-- Begin MATERIAL SUPPLIED --

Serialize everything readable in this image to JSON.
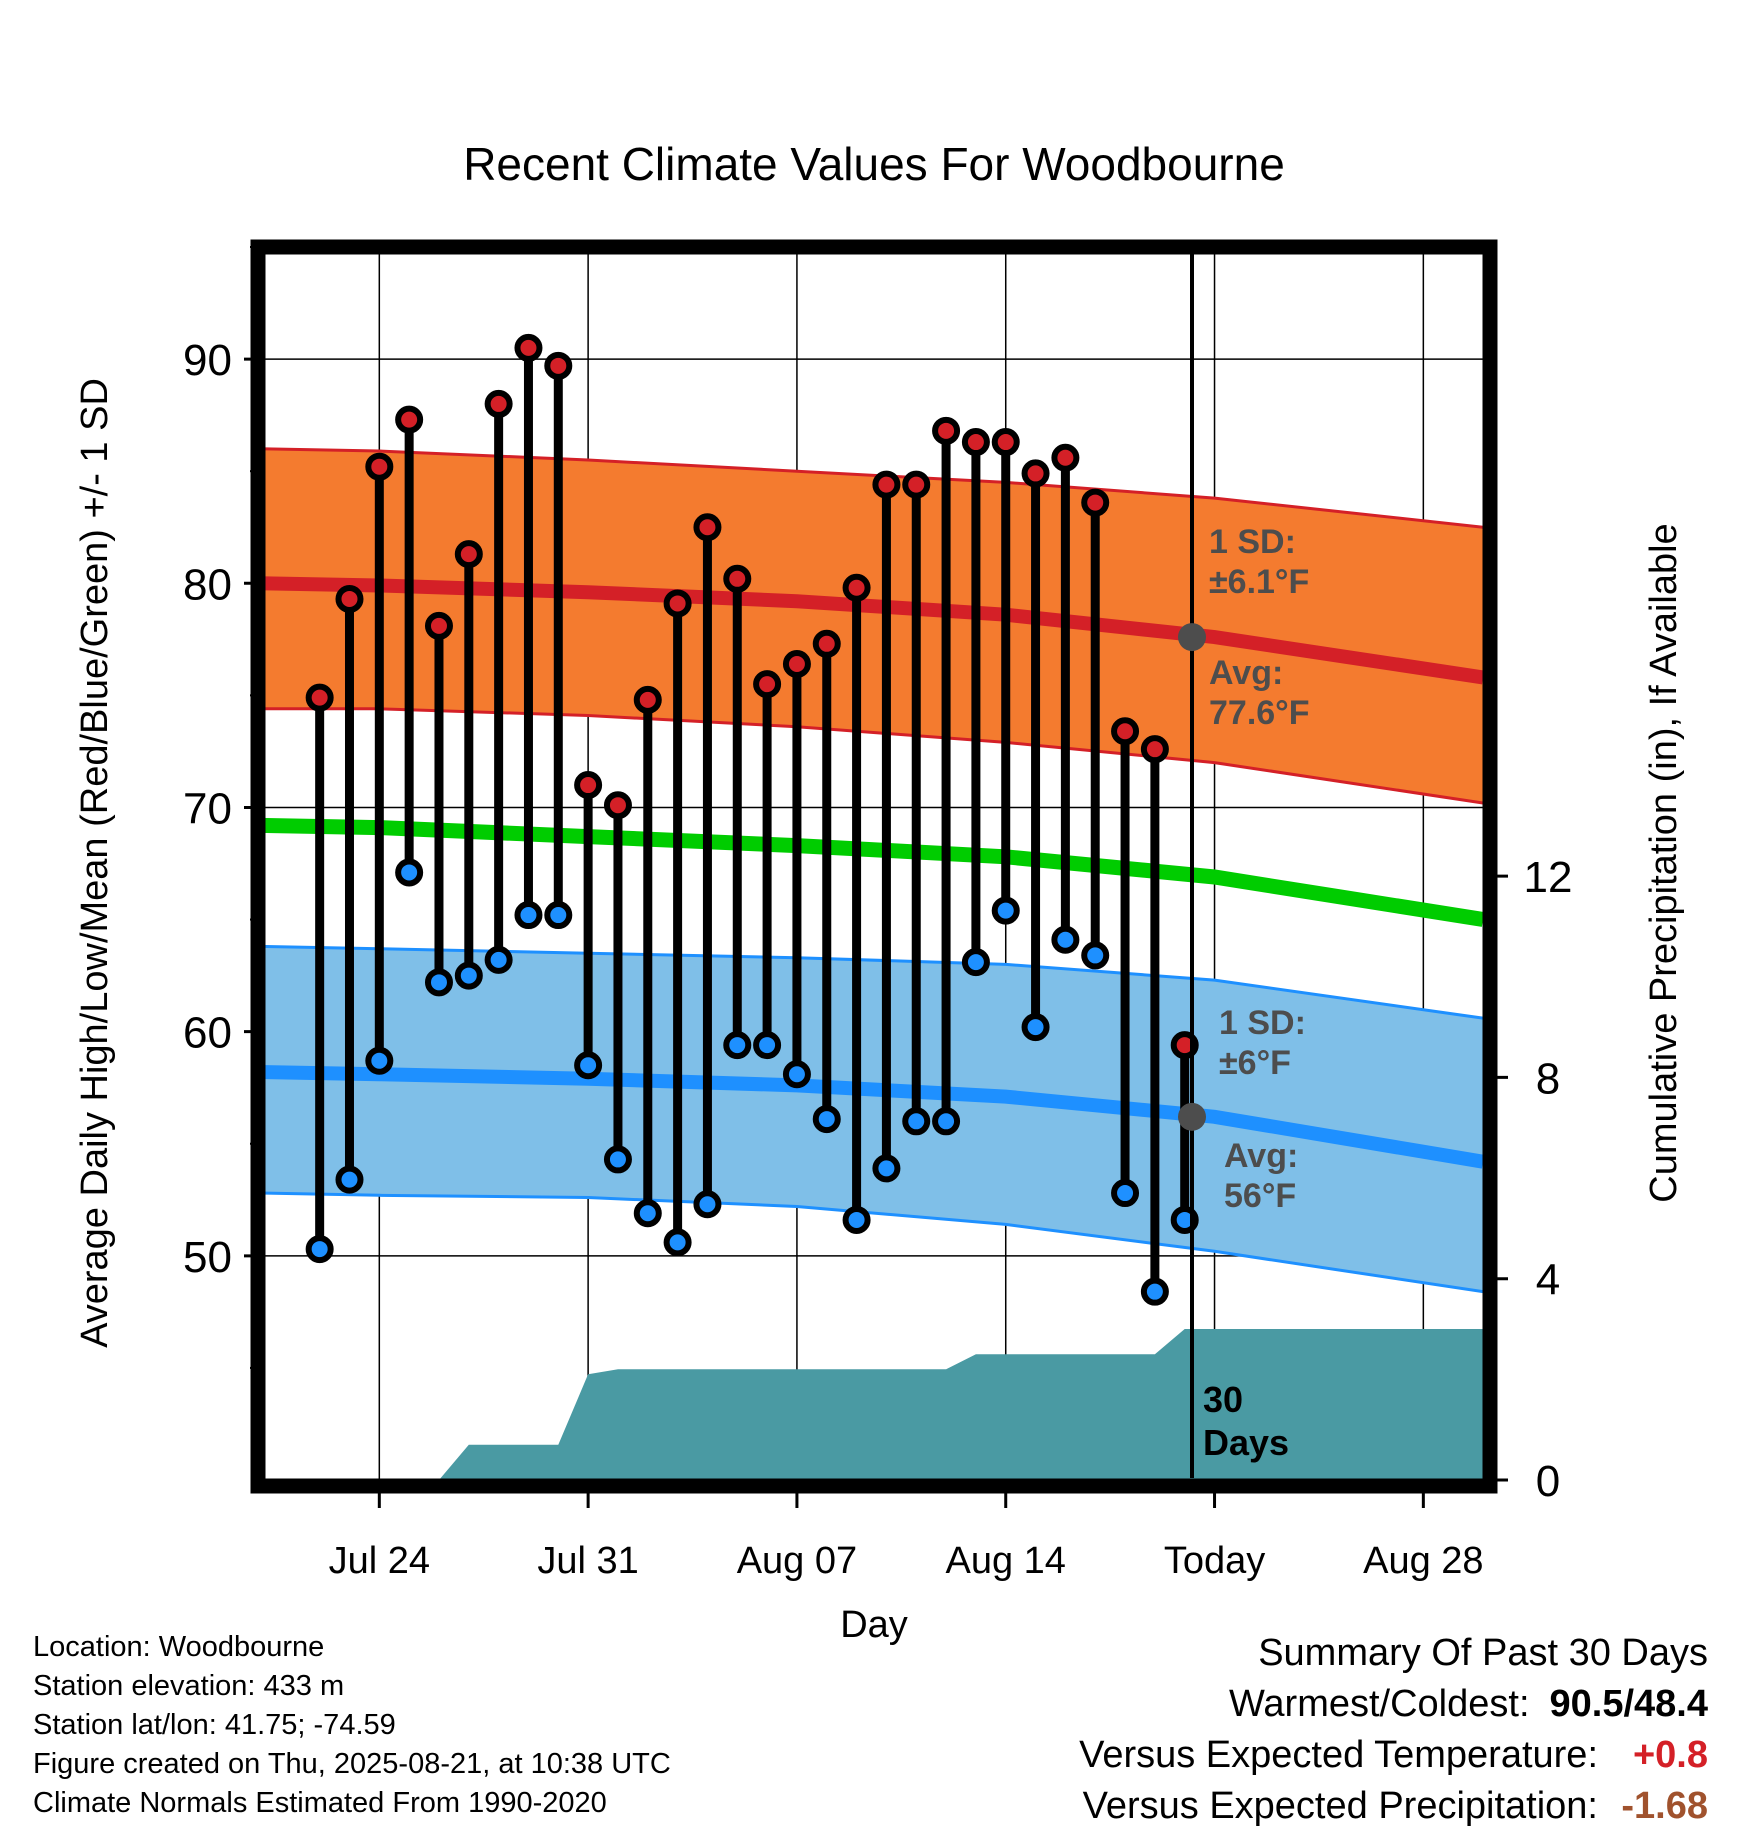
{
  "chart_data": {
    "type": "line",
    "title": "Recent Climate Values For Woodbourne",
    "xlabel": "Day",
    "ylabel": "Average Daily High/Low/Mean (Red/Blue/Green) +/- 1 SD",
    "y2label": "Cumulative Precipitation (in), If Available",
    "x_ticks": [
      "Jul 24",
      "Jul 31",
      "Aug 07",
      "Aug 14",
      "Today",
      "Aug 28"
    ],
    "x_range": [
      "Jul 20",
      "Aug 30"
    ],
    "ylim": [
      40,
      95
    ],
    "y_ticks": [
      50,
      60,
      70,
      80,
      90
    ],
    "y2lim": [
      0,
      24.5
    ],
    "y2_ticks": [
      0,
      4,
      8,
      12
    ],
    "grid": true,
    "days": [
      "Jul 22",
      "Jul 23",
      "Jul 24",
      "Jul 25",
      "Jul 26",
      "Jul 27",
      "Jul 28",
      "Jul 29",
      "Jul 30",
      "Jul 31",
      "Aug 01",
      "Aug 02",
      "Aug 03",
      "Aug 04",
      "Aug 05",
      "Aug 06",
      "Aug 07",
      "Aug 08",
      "Aug 09",
      "Aug 10",
      "Aug 11",
      "Aug 12",
      "Aug 13",
      "Aug 14",
      "Aug 15",
      "Aug 16",
      "Aug 17",
      "Aug 18",
      "Aug 19",
      "Aug 20"
    ],
    "series": [
      {
        "name": "High",
        "color": "#d42027",
        "values": [
          74.9,
          79.3,
          85.2,
          87.3,
          78.1,
          81.3,
          88.0,
          90.5,
          89.7,
          71.0,
          70.1,
          74.8,
          79.1,
          82.5,
          80.2,
          75.5,
          76.4,
          77.3,
          79.8,
          84.4,
          84.4,
          86.8,
          86.3,
          86.3,
          84.9,
          85.6,
          83.6,
          73.4,
          72.6,
          59.4
        ]
      },
      {
        "name": "Low",
        "color": "#1e90ff",
        "values": [
          50.3,
          53.4,
          58.7,
          67.1,
          62.2,
          62.5,
          63.2,
          65.2,
          65.2,
          58.5,
          54.3,
          51.9,
          50.6,
          52.3,
          59.4,
          59.4,
          58.1,
          56.1,
          51.6,
          53.9,
          56.0,
          56.0,
          63.1,
          65.4,
          60.2,
          64.1,
          63.4,
          52.8,
          48.4,
          51.6
        ]
      },
      {
        "name": "Cumulative Precipitation",
        "color": "#4a9aa3",
        "values": [
          0.0,
          0.0,
          0.0,
          0.0,
          0.0,
          0.7,
          0.7,
          0.7,
          0.7,
          2.1,
          2.2,
          2.2,
          2.2,
          2.2,
          2.2,
          2.2,
          2.2,
          2.2,
          2.2,
          2.2,
          2.2,
          2.2,
          2.5,
          2.5,
          2.5,
          2.5,
          2.5,
          2.5,
          2.5,
          3.0
        ]
      }
    ],
    "normals": {
      "x": [
        "Jul 20",
        "Jul 24",
        "Jul 31",
        "Aug 07",
        "Aug 14",
        "Aug 21",
        "Aug 30"
      ],
      "high_avg": [
        80.0,
        79.9,
        79.6,
        79.2,
        78.6,
        77.6,
        75.8
      ],
      "high_sd_upper": [
        86.0,
        85.9,
        85.5,
        85.0,
        84.5,
        83.8,
        82.5
      ],
      "high_sd_lower": [
        74.4,
        74.4,
        74.1,
        73.6,
        72.9,
        72.0,
        70.2
      ],
      "mean_avg": [
        69.2,
        69.1,
        68.7,
        68.3,
        67.8,
        66.9,
        65.0
      ],
      "low_avg": [
        58.2,
        58.1,
        57.9,
        57.6,
        57.1,
        56.2,
        54.2
      ],
      "low_sd_upper": [
        63.8,
        63.7,
        63.5,
        63.3,
        63.0,
        62.3,
        60.6
      ],
      "low_sd_lower": [
        52.8,
        52.7,
        52.6,
        52.2,
        51.4,
        50.2,
        48.4
      ]
    },
    "annotations": {
      "high_sd_label": "1 SD:",
      "high_sd_value": "±6.1°F",
      "high_avg_label": "Avg:",
      "high_avg_value": "77.6°F",
      "low_sd_label": "1 SD:",
      "low_sd_value": "±6°F",
      "low_avg_label": "Avg:",
      "low_avg_value": "56°F",
      "period_number": "30",
      "period_unit": "Days"
    },
    "colors": {
      "high_band": "#f47b2f",
      "high_line": "#d42027",
      "mean_line": "#00cc00",
      "low_band": "#7fbfe8",
      "low_line": "#1e90ff",
      "precip": "#4a9aa3",
      "annotation": "#4d4d4d"
    }
  },
  "info": {
    "location": "Location: Woodbourne",
    "elevation": "Station elevation: 433 m",
    "latlon": "Station lat/lon: 41.75; -74.59",
    "created": "Figure created on Thu, 2025-08-21, at 10:38 UTC",
    "normals": "Climate Normals Estimated From 1990-2020"
  },
  "summary": {
    "title": "Summary Of Past 30 Days",
    "warmest_coldest_label": "Warmest/Coldest:",
    "warmest_coldest_value": "90.5/48.4",
    "temp_label": "Versus Expected Temperature:",
    "temp_value": "+0.8",
    "temp_color": "#d42027",
    "precip_label": "Versus Expected Precipitation:",
    "precip_value": "-1.68",
    "precip_color": "#a0522d"
  }
}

-- End MATERIAL SUPPLIED --

TASK BRIEF: Write out each entry exactly as given, omitting any picture.

ANSWER TO THE EXERCISE:
Serialize everything readable in this image to JSON.
{
  "chart_data": {
    "type": "line",
    "title": "Recent Climate Values For Woodbourne",
    "xlabel": "Day",
    "ylabel": "Average Daily High/Low/Mean (Red/Blue/Green) +/- 1 SD",
    "y2label": "Cumulative Precipitation (in), If Available",
    "x_ticks": [
      "Jul 24",
      "Jul 31",
      "Aug 07",
      "Aug 14",
      "Today",
      "Aug 28"
    ],
    "x_range": [
      "Jul 20",
      "Aug 30"
    ],
    "ylim": [
      40,
      95
    ],
    "y_ticks": [
      50,
      60,
      70,
      80,
      90
    ],
    "y2lim": [
      0,
      24.5
    ],
    "y2_ticks": [
      0,
      4,
      8,
      12
    ],
    "grid": true,
    "days": [
      "Jul 22",
      "Jul 23",
      "Jul 24",
      "Jul 25",
      "Jul 26",
      "Jul 27",
      "Jul 28",
      "Jul 29",
      "Jul 30",
      "Jul 31",
      "Aug 01",
      "Aug 02",
      "Aug 03",
      "Aug 04",
      "Aug 05",
      "Aug 06",
      "Aug 07",
      "Aug 08",
      "Aug 09",
      "Aug 10",
      "Aug 11",
      "Aug 12",
      "Aug 13",
      "Aug 14",
      "Aug 15",
      "Aug 16",
      "Aug 17",
      "Aug 18",
      "Aug 19",
      "Aug 20"
    ],
    "series": [
      {
        "name": "High",
        "color": "#d42027",
        "values": [
          74.9,
          79.3,
          85.2,
          87.3,
          78.1,
          81.3,
          88.0,
          90.5,
          89.7,
          71.0,
          70.1,
          74.8,
          79.1,
          82.5,
          80.2,
          75.5,
          76.4,
          77.3,
          79.8,
          84.4,
          84.4,
          86.8,
          86.3,
          86.3,
          84.9,
          85.6,
          83.6,
          73.4,
          72.6,
          59.4
        ]
      },
      {
        "name": "Low",
        "color": "#1e90ff",
        "values": [
          50.3,
          53.4,
          58.7,
          67.1,
          62.2,
          62.5,
          63.2,
          65.2,
          65.2,
          58.5,
          54.3,
          51.9,
          50.6,
          52.3,
          59.4,
          59.4,
          58.1,
          56.1,
          51.6,
          53.9,
          56.0,
          56.0,
          63.1,
          65.4,
          60.2,
          64.1,
          63.4,
          52.8,
          48.4,
          51.6
        ]
      },
      {
        "name": "Cumulative Precipitation",
        "color": "#4a9aa3",
        "values": [
          0.0,
          0.0,
          0.0,
          0.0,
          0.0,
          0.7,
          0.7,
          0.7,
          0.7,
          2.1,
          2.2,
          2.2,
          2.2,
          2.2,
          2.2,
          2.2,
          2.2,
          2.2,
          2.2,
          2.2,
          2.2,
          2.2,
          2.5,
          2.5,
          2.5,
          2.5,
          2.5,
          2.5,
          2.5,
          3.0
        ]
      }
    ],
    "normals": {
      "x": [
        "Jul 20",
        "Jul 24",
        "Jul 31",
        "Aug 07",
        "Aug 14",
        "Aug 21",
        "Aug 30"
      ],
      "high_avg": [
        80.0,
        79.9,
        79.6,
        79.2,
        78.6,
        77.6,
        75.8
      ],
      "high_sd_upper": [
        86.0,
        85.9,
        85.5,
        85.0,
        84.5,
        83.8,
        82.5
      ],
      "high_sd_lower": [
        74.4,
        74.4,
        74.1,
        73.6,
        72.9,
        72.0,
        70.2
      ],
      "mean_avg": [
        69.2,
        69.1,
        68.7,
        68.3,
        67.8,
        66.9,
        65.0
      ],
      "low_avg": [
        58.2,
        58.1,
        57.9,
        57.6,
        57.1,
        56.2,
        54.2
      ],
      "low_sd_upper": [
        63.8,
        63.7,
        63.5,
        63.3,
        63.0,
        62.3,
        60.6
      ],
      "low_sd_lower": [
        52.8,
        52.7,
        52.6,
        52.2,
        51.4,
        50.2,
        48.4
      ]
    },
    "annotations": {
      "high_sd_label": "1 SD:",
      "high_sd_value": "±6.1°F",
      "high_avg_label": "Avg:",
      "high_avg_value": "77.6°F",
      "low_sd_label": "1 SD:",
      "low_sd_value": "±6°F",
      "low_avg_label": "Avg:",
      "low_avg_value": "56°F",
      "period_number": "30",
      "period_unit": "Days"
    },
    "colors": {
      "high_band": "#f47b2f",
      "high_line": "#d42027",
      "mean_line": "#00cc00",
      "low_band": "#7fbfe8",
      "low_line": "#1e90ff",
      "precip": "#4a9aa3",
      "annotation": "#4d4d4d"
    }
  },
  "info": {
    "location": "Location: Woodbourne",
    "elevation": "Station elevation: 433 m",
    "latlon": "Station lat/lon: 41.75; -74.59",
    "created": "Figure created on Thu, 2025-08-21, at 10:38 UTC",
    "normals": "Climate Normals Estimated From 1990-2020"
  },
  "summary": {
    "title": "Summary Of Past 30 Days",
    "warmest_coldest_label": "Warmest/Coldest:",
    "warmest_coldest_value": "90.5/48.4",
    "temp_label": "Versus Expected Temperature:",
    "temp_value": "+0.8",
    "temp_color": "#d42027",
    "precip_label": "Versus Expected Precipitation:",
    "precip_value": "-1.68",
    "precip_color": "#a0522d"
  }
}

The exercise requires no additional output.